Hacker News new | ask | show | jobs
by tpmx 2454 days ago
Sorta related:

I managed a team that built a 5x 1000 node distributed setup 10+ years ago.

We ended up going with

a) short DNS TTL + a custom DNS server that sent people to the closest cluster (with some intra-communication to avoid sending people to broken clusters)

b) in each cluster; three layers: 1) Linux keepalived load balancing, 2) Our custom HTTP/TLS-level loadbalancers (~20 nodes per DC), 3) our application (~1000 nodes per DC)

A typical node had 24 (4x6) CPU cores when we started and 48 (4x12) towards the end.

These were not GC/AWS nodes, we were buying hardware directly from IBM/HP/Dell/AMD/Intel/SuperMicro and flying our own people out to mount them in DCs that we hired. Intel gave us some insane rebates when they were're recovering from the AMD dominance.

Load-balancing policy: we just randomized targets, but kept sticky sessions. Nodes were stateless, except for shared app properties - we built a separate globally/dc-aware distributed key-value store - that was a whole new thing 12 years ago we built based on the vague concept of AWS Dynamo. App nodes reported for duty to the load balancers when they were healthy.

We had a static country-to-preferred-DC mapping. That worked fine at this scale.

This setup worked fine for a decade and 250M+ MAUs. We had excellent availability.

At some point like 10 years ago a kinda well known US-based board member really, really wanted to us to move to AWS. So we did the cost calculations and realized it would cost like 8X more to host the service on AWS. That shut him up.

Different times. It's so much easier now with AWS/GC to build large-scale services. But also so much more expensive - still! I wonder how long that can last until the concept of dealing with computation, network and storage really becomes a commodity.

1 comments

What in god's good name were you guys hosting that required 5,000 quad-socket physical hosts!?
A popular server-assisted mobile browser for crappy phones.

Basically one CPU second per web page. 150k pages/second @ peak. 5 million HTTP requests/s. 150 Gbit/s. The web for 250 million people.

Kinda insane numbers when I think about it now, still. (I left five years ago, after it peaked.)

Opera?
Hiptop?

Listed entries

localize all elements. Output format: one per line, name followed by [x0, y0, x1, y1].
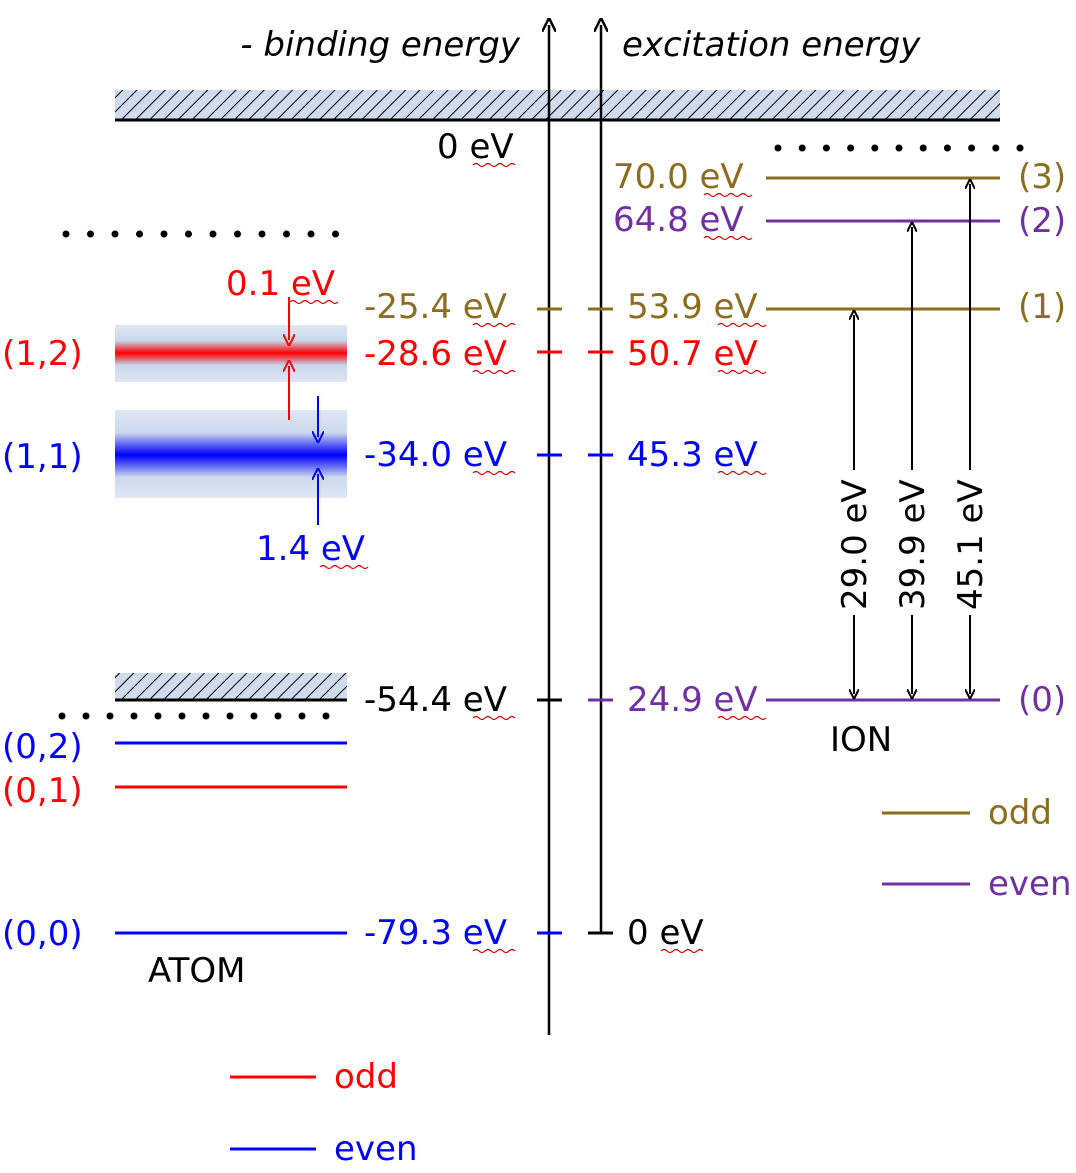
continuum-threshold-top	[115, 90, 1000, 120]
ion-label-2: (2)	[1018, 201, 1066, 241]
spellcheck-squiggle	[472, 470, 516, 476]
legend-ion-even-label: even	[988, 864, 1072, 904]
binding-value-28-6: -28.6 eV	[364, 334, 507, 374]
ion-label-1: (1)	[1018, 287, 1066, 327]
width-label-1-1: 1.4 eV	[256, 529, 365, 569]
spellcheck-squiggle	[717, 322, 767, 328]
zero-excitation-label: 0 eV	[627, 913, 704, 953]
transition-label-bg-29-0	[835, 470, 871, 615]
excitation-value-24-9: 24.9 eV	[627, 680, 758, 720]
atom-threshold-hatch	[115, 673, 347, 699]
binding-value-54-4: -54.4 eV	[364, 680, 507, 720]
width-label-1-2: 0.1 eV	[226, 264, 335, 304]
spellcheck-squiggle	[319, 564, 369, 570]
ion-label-3: (3)	[1018, 157, 1066, 197]
legend-atom-odd-label: odd	[334, 1057, 398, 1097]
excitation-value-64-8: 64.8 eV	[613, 200, 744, 240]
spellcheck-squiggle	[703, 192, 753, 198]
transition-label-29-0: 29.0 eV	[835, 479, 875, 610]
state-band-1-2	[115, 341, 347, 365]
transition-label-bg-39-9	[893, 470, 929, 615]
binding-value-34-0: -34.0 eV	[364, 435, 507, 475]
spellcheck-squiggle	[717, 470, 767, 476]
state-label-1-2: (1,2)	[2, 334, 83, 374]
spellcheck-squiggle	[472, 162, 516, 168]
spellcheck-squiggle	[472, 715, 516, 721]
state-label-0-1: (0,1)	[2, 771, 83, 811]
binding-value-25-4: -25.4 eV	[364, 287, 507, 327]
spellcheck-squiggle	[717, 369, 767, 375]
legend-ion-odd-label: odd	[988, 793, 1052, 833]
excitation-value-70-0: 70.0 eV	[613, 157, 744, 197]
spellcheck-squiggle	[472, 948, 516, 954]
zero-binding-label: 0 eV	[437, 127, 514, 167]
spellcheck-squiggle	[472, 322, 516, 328]
spellcheck-squiggle	[703, 235, 753, 241]
ion-label-0: (0)	[1018, 680, 1066, 720]
legend-atom-even-label: even	[334, 1129, 418, 1169]
excitation-value-50-7: 50.7 eV	[627, 334, 758, 374]
spellcheck-squiggle	[472, 369, 516, 375]
state-band-1-1	[115, 433, 347, 477]
state-label-1-1: (1,1)	[2, 437, 83, 477]
spellcheck-squiggle	[289, 299, 339, 305]
spellcheck-squiggle	[660, 948, 704, 954]
ion-label: ION	[830, 720, 892, 760]
state-label-0-0: (0,0)	[2, 914, 83, 954]
excitation-energy-axis-label: excitation energy	[622, 25, 921, 65]
state-label-0-2: (0,2)	[2, 727, 83, 767]
transition-label-bg-45-1	[951, 470, 987, 615]
atom-label: ATOM	[148, 951, 245, 991]
transition-label-39-9: 39.9 eV	[893, 479, 933, 610]
excitation-value-45-3: 45.3 eV	[627, 435, 758, 475]
transition-label-45-1: 45.1 eV	[951, 479, 991, 610]
binding-energy-axis-label: - binding energy	[240, 25, 521, 65]
binding-value-79-3: -79.3 eV	[364, 913, 507, 953]
excitation-value-53-9: 53.9 eV	[627, 287, 758, 327]
spellcheck-squiggle	[717, 715, 767, 721]
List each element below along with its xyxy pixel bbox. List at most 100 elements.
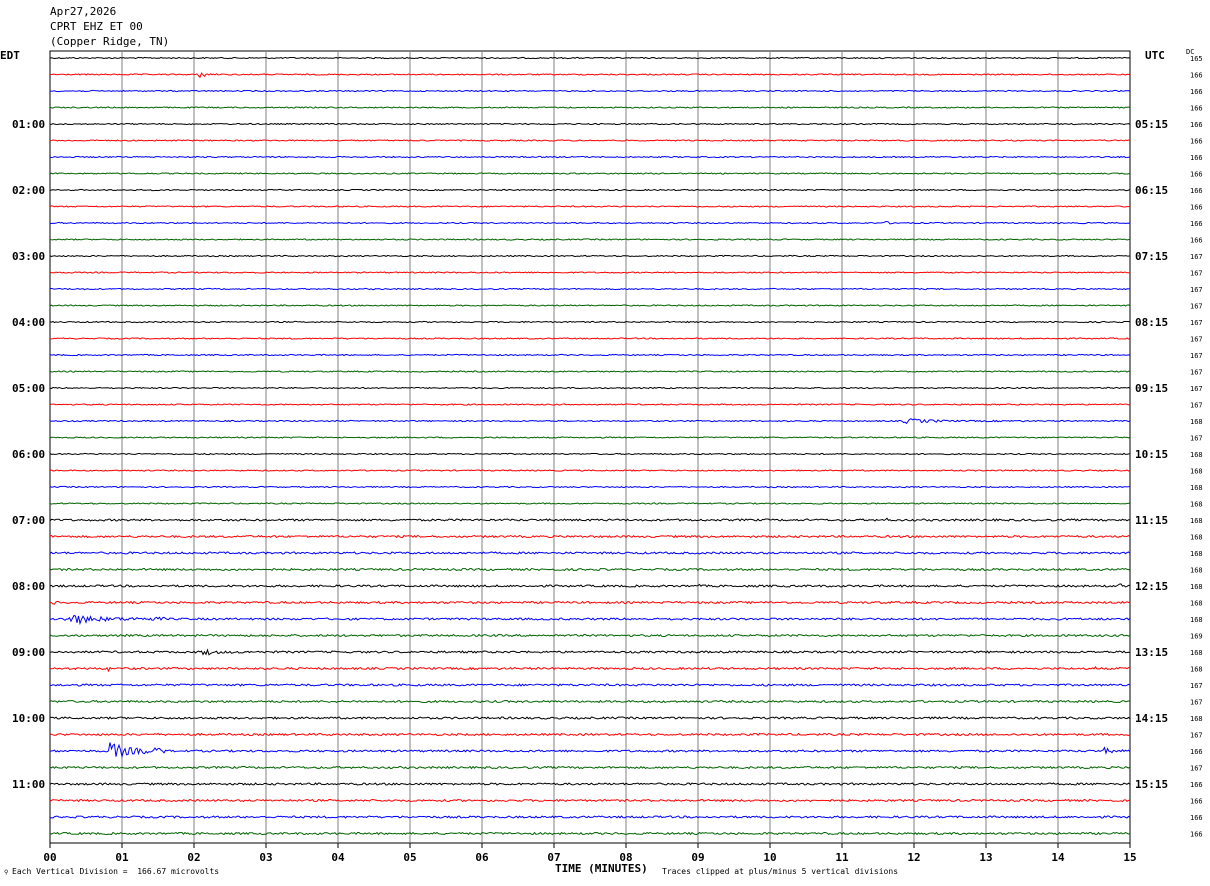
dc-offset-value: 167	[1190, 352, 1203, 360]
left-hour-label: 09:00	[12, 646, 45, 659]
trace-line	[49, 418, 1131, 425]
station-location: (Copper Ridge, TN)	[50, 35, 170, 48]
x-tick-label: 14	[1051, 851, 1065, 864]
x-tick-label: 01	[115, 851, 129, 864]
dc-column-label: DC	[1186, 48, 1195, 56]
dc-offset-value: 168	[1190, 567, 1203, 575]
dc-offset-value: 166	[1190, 105, 1203, 113]
trace-line	[49, 122, 1131, 126]
x-tick-label: 06	[475, 851, 489, 864]
dc-offset-value: 167	[1190, 732, 1203, 740]
trace-line	[49, 732, 1131, 737]
trace-line	[49, 614, 1131, 626]
dc-offset-value: 168	[1190, 583, 1203, 591]
dc-offset-value: 168	[1190, 550, 1203, 558]
trace-line	[49, 56, 1131, 60]
trace-line	[49, 337, 1131, 340]
trace-line	[49, 517, 1131, 522]
dc-offset-value: 166	[1190, 88, 1203, 96]
left-hour-label: 11:00	[12, 778, 45, 791]
dc-offset-value: 167	[1190, 319, 1203, 327]
dc-offset-value: 168	[1190, 616, 1203, 624]
trace-line	[49, 551, 1131, 555]
trace-line	[49, 534, 1131, 539]
x-tick-label: 05	[403, 851, 416, 864]
dc-offset-value: 168	[1190, 451, 1203, 459]
scale-note: ⚲ Each Vertical Division = 166.67 microv…	[4, 867, 220, 876]
dc-offset-value: 167	[1190, 369, 1203, 377]
x-tick-label: 07	[547, 851, 560, 864]
x-tick-label: 12	[907, 851, 920, 864]
trace-line	[49, 304, 1131, 307]
trace-line	[49, 648, 1131, 656]
left-hour-label: 05:00	[12, 382, 45, 395]
dc-offset-value: 167	[1190, 765, 1203, 773]
trace-line	[49, 502, 1131, 505]
station-code: CPRT EHZ ET 00	[50, 20, 143, 33]
trace-line	[49, 485, 1131, 489]
trace-line	[49, 106, 1131, 109]
trace-line	[49, 699, 1131, 704]
trace-line	[49, 600, 1131, 605]
dc-offset-value: 166	[1190, 204, 1203, 212]
dc-offset-value: 166	[1190, 121, 1203, 129]
trace-line	[49, 386, 1131, 390]
x-tick-label: 10	[763, 851, 776, 864]
dc-offset-value: 168	[1190, 600, 1203, 608]
trace-line	[49, 72, 1131, 79]
trace-line	[49, 155, 1131, 159]
right-hour-label: 10:15	[1135, 448, 1168, 461]
trace-line	[49, 742, 1131, 759]
right-hour-label: 15:15	[1135, 778, 1168, 791]
dc-offset-value: 166	[1190, 187, 1203, 195]
x-axis-ticks: 00 01 02 03 04 05 06 07 08 09 10 11 12 13 14 15	[43, 843, 1137, 864]
left-hour-label: 03:00	[12, 250, 45, 263]
dc-offset-value: 166	[1190, 831, 1203, 839]
trace-line	[49, 205, 1131, 208]
dc-offset-value: 166	[1190, 154, 1203, 162]
dc-offset-value: 168	[1190, 534, 1203, 542]
left-hour-label: 08:00	[12, 580, 45, 593]
dc-offset-value: 167	[1190, 682, 1203, 690]
right-hour-label: 08:15	[1135, 316, 1168, 329]
trace-line	[49, 353, 1131, 357]
time-gridlines	[49, 50, 1131, 844]
trace-line	[49, 633, 1131, 638]
dc-offset-value: 166	[1190, 781, 1203, 789]
trace-line	[49, 765, 1131, 770]
trace-line	[49, 815, 1131, 819]
trace-line	[49, 188, 1131, 192]
plot-date: Apr27,2026	[50, 5, 117, 18]
right-hour-label: 07:15	[1135, 250, 1168, 263]
dc-offset-value: 165	[1190, 55, 1203, 63]
dc-offset-value: 168	[1190, 468, 1203, 476]
dc-offset-values: 165 166 166 166 166 166 166 166 166 166 166 166 167 1…	[1190, 55, 1203, 839]
x-tick-label: 15	[1123, 851, 1136, 864]
dc-offset-value: 166	[1190, 171, 1203, 179]
dc-offset-value: 168	[1190, 666, 1203, 674]
dc-offset-value: 167	[1190, 336, 1203, 344]
trace-line	[49, 683, 1131, 687]
trace-line	[49, 666, 1131, 673]
right-timezone-label: UTC	[1145, 49, 1165, 62]
dc-offset-value: 168	[1190, 484, 1203, 492]
dc-offset-value: 167	[1190, 303, 1203, 311]
dc-offset-value: 168	[1190, 517, 1203, 525]
left-hour-label: 01:00	[12, 118, 45, 131]
right-hour-label: 12:15	[1135, 580, 1168, 593]
right-hour-label: 14:15	[1135, 712, 1168, 725]
dc-offset-value: 166	[1190, 237, 1203, 245]
x-tick-label: 11	[835, 851, 849, 864]
dc-offset-value: 166	[1190, 138, 1203, 146]
dc-offset-value: 168	[1190, 501, 1203, 509]
x-tick-label: 03	[259, 851, 272, 864]
right-hour-label: 09:15	[1135, 382, 1168, 395]
trace-line	[49, 370, 1131, 373]
dc-offset-value: 168	[1190, 649, 1203, 657]
left-hour-label: 10:00	[12, 712, 45, 725]
trace-line	[49, 320, 1131, 324]
trace-line	[49, 782, 1131, 786]
trace-line	[49, 89, 1131, 93]
left-hour-label: 06:00	[12, 448, 45, 461]
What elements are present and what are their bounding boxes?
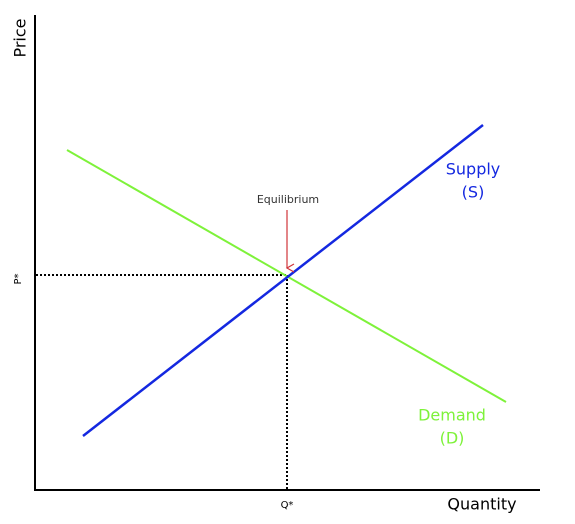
demand-label: Demand xyxy=(418,406,486,425)
x-axis-label: Quantity xyxy=(447,495,516,514)
supply-curve xyxy=(82,124,484,437)
equilibrium-label: Equilibrium xyxy=(257,193,319,206)
supply-label: Supply xyxy=(446,160,501,179)
demand-curve xyxy=(66,149,507,403)
demand-symbol: (D) xyxy=(440,429,465,448)
y-axis-label: Price xyxy=(11,18,30,57)
supply-symbol: (S) xyxy=(462,183,485,202)
q-star-label: Q* xyxy=(281,500,294,511)
p-star-label: P* xyxy=(13,273,24,284)
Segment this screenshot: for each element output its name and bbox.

Directives
A – Can you rewrite the Hacker News thread, starting at "A typical node" and ending at "they were healthy.", with "sticky sessions" replaced by "session affinity"?
B – According to the Hacker News thread, how much more would it have cost to host the service on AWS?

Task-by-task outputs
A –
A typical node had 24 (4x6) CPU cores when we started and 48 (4x12) towards the end.

These were not GC/AWS nodes, we were buying hardware directly from IBM/HP/Dell/AMD/Intel/SuperMicro and flying our own people out to mount them in DCs that we hired. Intel gave us some insane rebates when they were're recovering from the AMD dominance.

Load-balancing policy: we just randomized targets, but kept session affinity. Nodes were stateless, except for shared app properties - we built a separate globally/dc-aware distributed key-value store - that was a whole new thing 12 years ago we built based on the vague concept of AWS Dynamo. App nodes reported for duty to the load balancers when they were healthy.

B – Like 8X more.